== Consigna A ==
Transcribe del texto para leer el fragmento comprendido entre "Sin embargo, no" y "fuera lo natural.", ambos incluidos.
== Consigna B ==
Responde estas preguntas sobre el texto para leer:
(i) ¿Qué letra de tango se menciona?
(ii) Según el texto, ¿qué sabe la mayoría de los delincuentes?
(iii) ¿Qué palabra es considerada hoy de "derecha"?
== Consigna C ==
¿Qué hechos enumera el texto para leer en la oración que empieza con «Los pactos educativos vuelan por los aires»? Menciónalos todos.

== Texto para leer ==
Nos estamos acostumbrando a lo anormal

Cada vez más los argentinos estamos haciendo de la excepción la regla, como si vivir en un estado de continua infracción a las normas se hubiera vuelto algo natural, cosa de todos los días. Se trata de una especie de rendición cultural que favorece que no

Nos estamos acostumbrando a lo anormal

Viejos defectos argentinos que se deberían haber superado con la cultura y la educación a lo largo de los años, parece que hubieran dejado de lado todo prejuicio y salido a la palestra nuevamente sin ningún tipo de contención.

Como si desde el poder político se hubiera decidido convocar a lo peor de nosotros mismos y que una gran proporción de la población haya aceptado la provocación de aquél sacando a lucir sus peores instintos.

Sin embargo, no sólo es grave y preocupante este menosprecio por todo lo legal o legítimo en pos de la transgresión por la transgresión misma; quizá mucho más problemático aún sea que nos estamos acostumbrando a este estado de cosas, estamos normalizando lo que se supone excepcional y aceptando vivir de ese modo como si fuera lo natural.

Algunos lo hacen porque así aprovechan para sacar a relucir sus tendencias de comportamiento anómico, fuera de toda regla, pero la mayoría de las personas no lo hace por eso sino porque se cansó de buscar soluciones a tamaños dislates y cada vez las encuentra menos, entonces termina optando por el camino más corto, que es el peor.

Entre la dirigencia política, la corrupción ya parece una política de Estado más, como si fuera aceptable cualquier cosa con tal de conseguir o mantener el poder, como si el solo hecho de obtener la potestad del mando otorgara, al supuesto representante del pueblo, una inmunidad que le permite hacer todo lo que no está permitido a los demás.

Pero ello no ocurre sólo en el poder político. La educación y la cultura también están siendo arrasadas por la falta de normas de convivencia.

Los pactos educativos vuelan por los aires, los padres se pelean con los maestros y los menores aprovechan los conflictos entre sus mayores para verse liberados de las obligaciones sin las cuales en el mañana no tendrán futuro positivo.

Las ciudades se han convertido en terreno de nadie; la inseguridad nos rodea junto a la impunidad, porque la mayoría de los delincuentes sabe que su delito no tendrá el debido castigo.

La resistencia social cada vez es menor porque nos estamos resignando a vivir en un ambiente donde el crimen, el delito contra nuestros bienes y nuestras personas son materia cotidiana. Entonces, bajamos los brazos o queremos tomar venganza por mano propia, no satisfaciendo, en un caso ni en el otro, el requerimiento de hacer justicia, sin la cual no existe sociedad civilizada alguna.

La palabra jerarquía hoy es considerada de “derecha”, vale decir una mala palabra según la ideología oficial. Los derechos ya no tienen correlatos en obligaciones proporcionales.

La letra del tango “Cambalache” ha encontrado en la Argentina siglo XXI el territorio más fértil para convertir en realidad patente su lamentable descripción de nuestros graves defectos.

== Datos brutos ==
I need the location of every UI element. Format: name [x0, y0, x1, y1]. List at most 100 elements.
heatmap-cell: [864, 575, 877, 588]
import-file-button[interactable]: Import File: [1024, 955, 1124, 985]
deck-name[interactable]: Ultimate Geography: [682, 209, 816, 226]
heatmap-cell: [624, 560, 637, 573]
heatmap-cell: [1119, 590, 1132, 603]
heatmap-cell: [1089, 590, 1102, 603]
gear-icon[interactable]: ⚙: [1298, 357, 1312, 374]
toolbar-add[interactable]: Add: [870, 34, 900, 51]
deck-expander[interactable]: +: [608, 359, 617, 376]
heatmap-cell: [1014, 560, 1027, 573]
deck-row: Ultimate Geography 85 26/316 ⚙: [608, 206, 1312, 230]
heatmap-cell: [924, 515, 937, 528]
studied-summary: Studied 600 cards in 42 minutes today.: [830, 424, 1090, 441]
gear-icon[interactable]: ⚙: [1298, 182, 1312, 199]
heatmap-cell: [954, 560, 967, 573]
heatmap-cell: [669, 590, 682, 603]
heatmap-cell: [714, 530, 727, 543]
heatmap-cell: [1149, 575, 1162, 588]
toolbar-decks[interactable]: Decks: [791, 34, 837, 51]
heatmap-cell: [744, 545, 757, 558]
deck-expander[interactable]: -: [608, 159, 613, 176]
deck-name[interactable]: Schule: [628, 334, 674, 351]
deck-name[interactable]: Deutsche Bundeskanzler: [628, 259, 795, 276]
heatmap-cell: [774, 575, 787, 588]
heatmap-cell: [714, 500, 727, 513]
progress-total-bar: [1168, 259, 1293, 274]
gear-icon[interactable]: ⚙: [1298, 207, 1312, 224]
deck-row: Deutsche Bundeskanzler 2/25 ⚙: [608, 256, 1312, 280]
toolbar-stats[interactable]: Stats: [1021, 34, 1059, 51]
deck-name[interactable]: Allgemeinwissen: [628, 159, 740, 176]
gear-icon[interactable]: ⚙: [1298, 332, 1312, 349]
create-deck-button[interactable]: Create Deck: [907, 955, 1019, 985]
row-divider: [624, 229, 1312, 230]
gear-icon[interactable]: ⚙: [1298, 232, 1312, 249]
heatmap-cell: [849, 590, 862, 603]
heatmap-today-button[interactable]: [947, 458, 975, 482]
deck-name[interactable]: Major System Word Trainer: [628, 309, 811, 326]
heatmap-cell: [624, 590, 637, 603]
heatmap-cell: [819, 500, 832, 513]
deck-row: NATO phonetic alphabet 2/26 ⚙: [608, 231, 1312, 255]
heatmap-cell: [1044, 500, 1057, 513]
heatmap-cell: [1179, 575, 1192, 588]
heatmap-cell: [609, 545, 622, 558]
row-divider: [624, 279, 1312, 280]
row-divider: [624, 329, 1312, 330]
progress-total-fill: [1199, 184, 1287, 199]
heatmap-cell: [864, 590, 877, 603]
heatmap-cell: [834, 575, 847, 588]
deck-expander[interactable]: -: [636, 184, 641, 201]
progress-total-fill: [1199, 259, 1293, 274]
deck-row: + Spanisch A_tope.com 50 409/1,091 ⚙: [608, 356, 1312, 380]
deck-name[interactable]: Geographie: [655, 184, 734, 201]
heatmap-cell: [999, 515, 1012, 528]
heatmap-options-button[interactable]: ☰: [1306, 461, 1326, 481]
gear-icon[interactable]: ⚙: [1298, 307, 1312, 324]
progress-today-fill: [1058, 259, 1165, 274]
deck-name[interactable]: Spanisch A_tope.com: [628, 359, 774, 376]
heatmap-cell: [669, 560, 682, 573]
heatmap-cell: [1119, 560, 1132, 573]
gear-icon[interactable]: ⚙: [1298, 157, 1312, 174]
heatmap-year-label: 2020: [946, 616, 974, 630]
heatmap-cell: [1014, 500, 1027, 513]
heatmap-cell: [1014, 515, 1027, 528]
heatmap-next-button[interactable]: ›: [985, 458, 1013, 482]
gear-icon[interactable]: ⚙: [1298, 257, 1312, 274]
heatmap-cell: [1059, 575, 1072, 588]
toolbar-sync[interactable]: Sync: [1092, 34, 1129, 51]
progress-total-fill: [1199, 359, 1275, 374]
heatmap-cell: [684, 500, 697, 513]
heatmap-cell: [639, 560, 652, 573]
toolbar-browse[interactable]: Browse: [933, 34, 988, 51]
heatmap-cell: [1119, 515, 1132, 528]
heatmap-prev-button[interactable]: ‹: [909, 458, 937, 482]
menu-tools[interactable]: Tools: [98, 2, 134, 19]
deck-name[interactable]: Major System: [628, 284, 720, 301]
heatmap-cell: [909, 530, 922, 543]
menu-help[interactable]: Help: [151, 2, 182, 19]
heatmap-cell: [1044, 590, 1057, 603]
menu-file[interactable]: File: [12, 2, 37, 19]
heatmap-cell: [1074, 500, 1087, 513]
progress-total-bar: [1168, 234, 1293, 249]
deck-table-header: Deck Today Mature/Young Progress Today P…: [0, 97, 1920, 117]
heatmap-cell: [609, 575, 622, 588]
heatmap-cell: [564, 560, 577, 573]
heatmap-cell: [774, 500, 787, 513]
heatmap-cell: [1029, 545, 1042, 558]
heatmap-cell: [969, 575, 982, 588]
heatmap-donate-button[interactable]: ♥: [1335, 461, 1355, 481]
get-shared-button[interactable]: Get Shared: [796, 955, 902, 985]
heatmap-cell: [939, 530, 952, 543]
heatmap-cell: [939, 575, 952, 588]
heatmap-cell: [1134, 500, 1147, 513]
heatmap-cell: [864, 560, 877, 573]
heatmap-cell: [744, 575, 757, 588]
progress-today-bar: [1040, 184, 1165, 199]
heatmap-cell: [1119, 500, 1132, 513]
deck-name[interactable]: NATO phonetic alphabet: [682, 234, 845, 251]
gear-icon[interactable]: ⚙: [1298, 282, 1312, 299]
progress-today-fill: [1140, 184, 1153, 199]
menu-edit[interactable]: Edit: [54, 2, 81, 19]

== Respuesta escrita A ==
Sin embargo, no sólo es grave y preocupante este menosprecio por todo lo legal o legítimo en pos de la transgresión por la transgresión misma; quizá mucho más problemático aún sea que nos estamos acostumbrando a este estado de cosas, estamos normalizando lo que se supone excepcional y aceptando vivir de ese modo como si fuera lo natural.

== Respuesta escrita B ==
(i) La letra del tango "Cambalache".
(ii) Que su delito no tendrá el debido castigo.
(iii) La palabra jerarquía.

== Respuesta escrita C ==
- Los pactos educativos vuelan por los aires.
- Los padres se pelean con los maestros.
- Los menores aprovechan los conflictos entre sus mayores para verse liberados de las obligaciones.